• **Stated goal**
Render every line of the rows below as a JSON list of strings, one string per line, skipping blank lines and leaving out the pictures.
──────── Records provided
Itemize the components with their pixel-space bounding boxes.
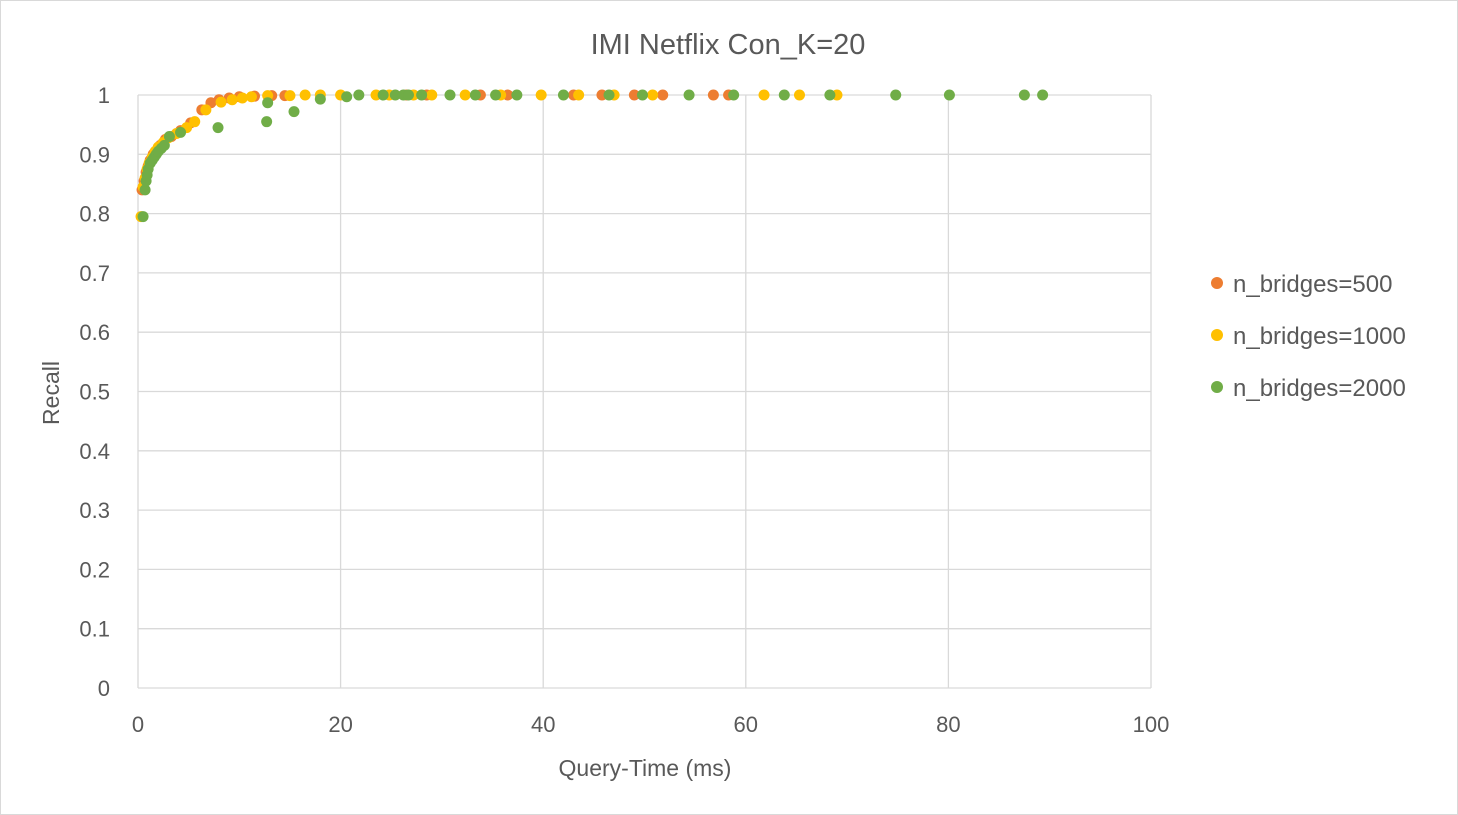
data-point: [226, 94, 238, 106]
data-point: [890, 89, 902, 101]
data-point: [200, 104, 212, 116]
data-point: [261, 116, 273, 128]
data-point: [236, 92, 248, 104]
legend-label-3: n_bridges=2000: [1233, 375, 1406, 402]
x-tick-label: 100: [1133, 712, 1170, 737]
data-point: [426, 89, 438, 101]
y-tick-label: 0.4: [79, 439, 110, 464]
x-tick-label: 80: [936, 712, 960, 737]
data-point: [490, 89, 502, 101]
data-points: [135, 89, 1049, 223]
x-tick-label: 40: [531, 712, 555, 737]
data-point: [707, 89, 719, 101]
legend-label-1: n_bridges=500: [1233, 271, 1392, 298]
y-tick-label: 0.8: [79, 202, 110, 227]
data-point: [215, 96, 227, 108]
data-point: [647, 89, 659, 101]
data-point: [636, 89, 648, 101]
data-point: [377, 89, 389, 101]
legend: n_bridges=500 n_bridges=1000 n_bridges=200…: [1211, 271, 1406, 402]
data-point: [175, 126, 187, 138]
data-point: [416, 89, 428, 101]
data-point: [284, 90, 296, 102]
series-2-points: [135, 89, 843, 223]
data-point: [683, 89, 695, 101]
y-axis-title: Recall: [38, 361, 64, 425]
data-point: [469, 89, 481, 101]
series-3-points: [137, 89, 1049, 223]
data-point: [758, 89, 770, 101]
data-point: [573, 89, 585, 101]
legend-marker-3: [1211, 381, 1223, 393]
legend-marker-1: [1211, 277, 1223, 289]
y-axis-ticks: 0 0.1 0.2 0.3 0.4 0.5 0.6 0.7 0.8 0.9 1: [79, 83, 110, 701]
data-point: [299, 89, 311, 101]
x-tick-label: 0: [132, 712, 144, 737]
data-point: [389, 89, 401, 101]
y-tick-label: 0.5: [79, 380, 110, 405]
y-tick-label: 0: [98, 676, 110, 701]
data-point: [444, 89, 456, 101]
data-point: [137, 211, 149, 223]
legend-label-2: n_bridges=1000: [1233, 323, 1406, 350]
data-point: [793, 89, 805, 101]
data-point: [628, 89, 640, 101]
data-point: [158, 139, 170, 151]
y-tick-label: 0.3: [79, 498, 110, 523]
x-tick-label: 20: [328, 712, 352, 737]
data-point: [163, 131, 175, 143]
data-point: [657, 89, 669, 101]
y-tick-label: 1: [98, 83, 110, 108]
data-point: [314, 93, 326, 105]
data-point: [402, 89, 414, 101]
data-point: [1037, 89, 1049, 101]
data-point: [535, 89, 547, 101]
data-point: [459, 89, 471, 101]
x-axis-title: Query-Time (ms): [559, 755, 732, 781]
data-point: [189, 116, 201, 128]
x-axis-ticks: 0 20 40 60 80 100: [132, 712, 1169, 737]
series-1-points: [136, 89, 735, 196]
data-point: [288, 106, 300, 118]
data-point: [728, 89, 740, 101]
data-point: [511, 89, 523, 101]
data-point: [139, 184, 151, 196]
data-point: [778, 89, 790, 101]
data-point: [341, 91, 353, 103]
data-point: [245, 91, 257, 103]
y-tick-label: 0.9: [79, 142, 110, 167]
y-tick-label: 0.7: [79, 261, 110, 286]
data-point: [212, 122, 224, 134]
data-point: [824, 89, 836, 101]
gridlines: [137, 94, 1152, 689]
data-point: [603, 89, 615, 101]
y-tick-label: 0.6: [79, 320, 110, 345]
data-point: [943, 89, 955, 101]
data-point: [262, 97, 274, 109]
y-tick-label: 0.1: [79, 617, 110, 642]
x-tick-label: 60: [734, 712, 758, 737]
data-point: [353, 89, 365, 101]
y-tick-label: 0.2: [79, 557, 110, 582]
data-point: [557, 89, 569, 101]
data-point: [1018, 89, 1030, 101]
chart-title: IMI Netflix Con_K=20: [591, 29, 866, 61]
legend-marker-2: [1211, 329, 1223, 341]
────────────────
• **Solution below**
[
  "Itemize the components with their pixel-space bounding boxes.",
  "data-point: [226, 94, 238, 106]",
  "data-point: [890, 89, 902, 101]",
  "data-point: [200, 104, 212, 116]",
  "data-point: [261, 116, 273, 128]",
  "data-point: [236, 92, 248, 104]",
  "legend-label-3: n_bridges=2000: [1233, 375, 1406, 402]",
  "x-tick-label: 100: [1133, 712, 1170, 737]",
  "data-point: [426, 89, 438, 101]",
  "y-tick-label: 0.4: [79, 439, 110, 464]",
  "x-tick-label: 80: [936, 712, 960, 737]",
  "data-point: [490, 89, 502, 101]",
  "data-points: [135, 89, 1049, 223]",
  "x-tick-label: 40: [531, 712, 555, 737]",
  "data-point: [707, 89, 719, 101]",
  "legend-label-1: n_bridges=500: [1233, 271, 1392, 298]",
  "y-tick-label: 0.8: [79, 202, 110, 227]",
  "data-point: [215, 96, 227, 108]",
  "data-point: [647, 89, 659, 101]",
  "data-point: [636, 89, 648, 101]",
  "data-point: [377, 89, 389, 101]",
  "legend: n_bridges=500 n_bridges=1000 n_bridges=200…: [1211, 271, 1406, 402]",
  "data-point: [175, 126, 187, 138]",
  "data-point: [416, 89, 428, 101]",
  "data-point: [284, 90, 296, 102]",
  "series-2-points: [135, 89, 843, 223]",
  "data-point: [683, 89, 695, 101]",
  "y-axis-title: Recall: [38, 361, 64, 425]",
  "data-point: [469, 89, 481, 101]",
  "series-3-points: [137, 89, 1049, 223]",
  "data-point: [758, 89, 770, 101]",
  "data-point: [573, 89, 585, 101]",
  "legend-marker-3: [1211, 381, 1223, 393]",
  "legend-marker-1: [1211, 277, 1223, 289]",
  "y-axis-ticks: 0 0.1 0.2 0.3 0.4 0.5 0.6 0.7 0.8 0.9 1: [79, 83, 110, 701]",
  "data-point: [299, 89, 311, 101]",
  "x-tick-label: 0: [132, 712, 144, 737]",
  "data-point: [389, 89, 401, 101]",
  "y-tick-label: 0.5: [79, 380, 110, 405]",
  "y-tick-label: 0: [98, 676, 110, 701]",
  "data-point: [444, 89, 456, 101]",
  "data-point: [137, 211, 149, 223]",
  "legend-label-2: n_bridges=1000: [1233, 323, 1406, 350]",
  "data-point: [793, 89, 805, 101]",
  "data-point: [628, 89, 640, 101]",
  "data-point: [158, 139, 170, 151]",
  "y-tick-label: 0.3: [79, 498, 110, 523]",
  "x-tick-label: 20: [328, 712, 352, 737]",
  "data-point: [163, 131, 175, 143]",
  "data-point: [657, 89, 669, 101]",
  "y-tick-label: 1: [98, 83, 110, 108]",
  "data-point: [314, 93, 326, 105]",
  "data-point: [402, 89, 414, 101]",
  "data-point: [1037, 89, 1049, 101]",
  "data-point: [535, 89, 547, 101]",
  "data-point: [459, 89, 471, 101]",
  "x-axis-title: Query-Time (ms): [559, 755, 732, 781]",
  "data-point: [189, 116, 201, 128]",
  "x-axis-ticks: 0 20 40 60 80 100: [132, 712, 1169, 737]",
  "series-1-points: [136, 89, 735, 196]",
  "data-point: [288, 106, 300, 118]",
  "data-point: [728, 89, 740, 101]",
  "data-point: [511, 89, 523, 101]",
  "data-point: [139, 184, 151, 196]",
  "data-point: [778, 89, 790, 101]",
  "data-point: [341, 91, 353, 103]",
  "data-point: [245, 91, 257, 103]",
  "y-tick-label: 0.9: [79, 142, 110, 167]",
  "y-tick-label: 0.7: [79, 261, 110, 286]",
  "data-point: [212, 122, 224, 134]",
  "data-point: [824, 89, 836, 101]",
  "gridlines: [137, 94, 1152, 689]",
  "data-point: [603, 89, 615, 101]",
  "y-tick-label: 0.6: [79, 320, 110, 345]",
  "data-point: [943, 89, 955, 101]",
  "data-point: [262, 97, 274, 109]",
  "y-tick-label: 0.1: [79, 617, 110, 642]",
  "x-tick-label: 60: [734, 712, 758, 737]",
  "data-point: [353, 89, 365, 101]",
  "y-tick-label: 0.2: [79, 557, 110, 582]",
  "data-point: [557, 89, 569, 101]",
  "data-point: [1018, 89, 1030, 101]",
  "chart-title: IMI Netflix Con_K=20: [591, 29, 866, 61]",
  "legend-marker-2: [1211, 329, 1223, 341]"
]